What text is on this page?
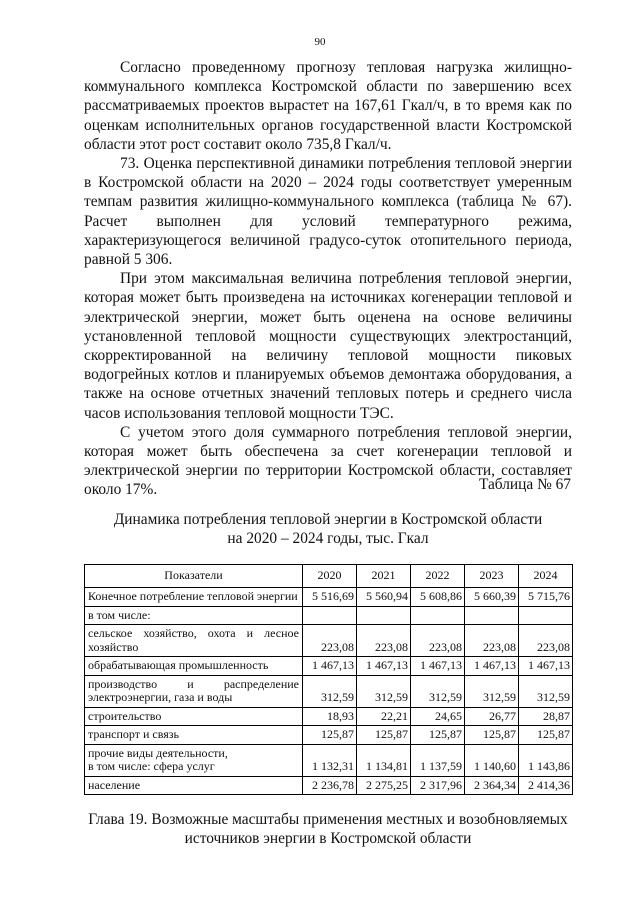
90

Согласно проведенному прогнозу тепловая нагрузка жилищно-коммунального комплекса Костромской области по завершению всех рассматриваемых проектов вырастет на 167,61 Гкал/ч, в то время как по оценкам исполнительных органов государственной власти Костромской области этот рост составит около 735,8 Гкал/ч.

73. Оценка перспективной динамики потребления тепловой энергии в Костромской области на 2020 – 2024 годы соответствует умеренным темпам развития жилищно-коммунального комплекса (таблица № 67). Расчет выполнен для условий температурного режима, характеризующегося величиной градусо-суток отопительного периода, равной 5 306.

При этом максимальная величина потребления тепловой энергии, которая может быть произведена на источниках когенерации тепловой и электрической энергии, может быть оценена на основе величины установленной тепловой мощности существующих электростанций, скорректированной на величину тепловой мощности пиковых водогрейных котлов и планируемых объемов демонтажа оборудования, а также на основе отчетных значений тепловых потерь и среднего числа часов использования тепловой мощности ТЭС.

С учетом этого доля суммарного потребления тепловой энергии, которая может быть обеспечена за счет когенерации тепловой и электрической энергии по территории Костромской области, составляет около 17%.	Таблица № 67
Динамика потребления тепловой энергии в Костромской области
на 2020 – 2024 годы, тыс. Гкал
Показатели	2020	2021	2022	2023	2024
Конечное потребление тепловой энергии	5 516,69	5 560,94	5 608,86	5 660,39	5 715,76
в том числе:					
сельское хозяйство, охота и лесное хозяйство	223,08	223,08	223,08	223,08	223,08
обрабатывающая промышленность	1 467,13	1 467,13	1 467,13	1 467,13	1 467,13
производство и распределение электроэнергии, газа и воды	312,59	312,59	312,59	312,59	312,59
строительство	18,93	22,21	24,65	26,77	28,87
транспорт и связь	125,87	125,87	125,87	125,87	125,87

прочие виды деятельности,
в том числе: сфера услуг	1 132,31	1 134,81	1 137,59	1 140,60	1 143,86
население	2 236,78	2 275,25	2 317,96	2 364,34	2 414,36
Глава 19. Возможные масштабы применения местных и возобновляемых
источников энергии в Костромской области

┄┄┄┄┄┄┄┄┄┄┄┄┄┄┄┄┄┄┄┄

== GIVEN TASK ==
Pick every line with "Гкал" in it and copy it.

== WRITTEN ANSWER ==
Согласно проведенному прогнозу тепловая нагрузка жилищно-коммунального комплекса Костромской области по завершению всех рассматриваемых проектов вырастет на 167,61 Гкал/ч, в то время как по оценкам исполнительных органов государственной власти Костромской области этот рост составит около 735,8 Гкал/ч.
на 2020 – 2024 годы, тыс. Гкал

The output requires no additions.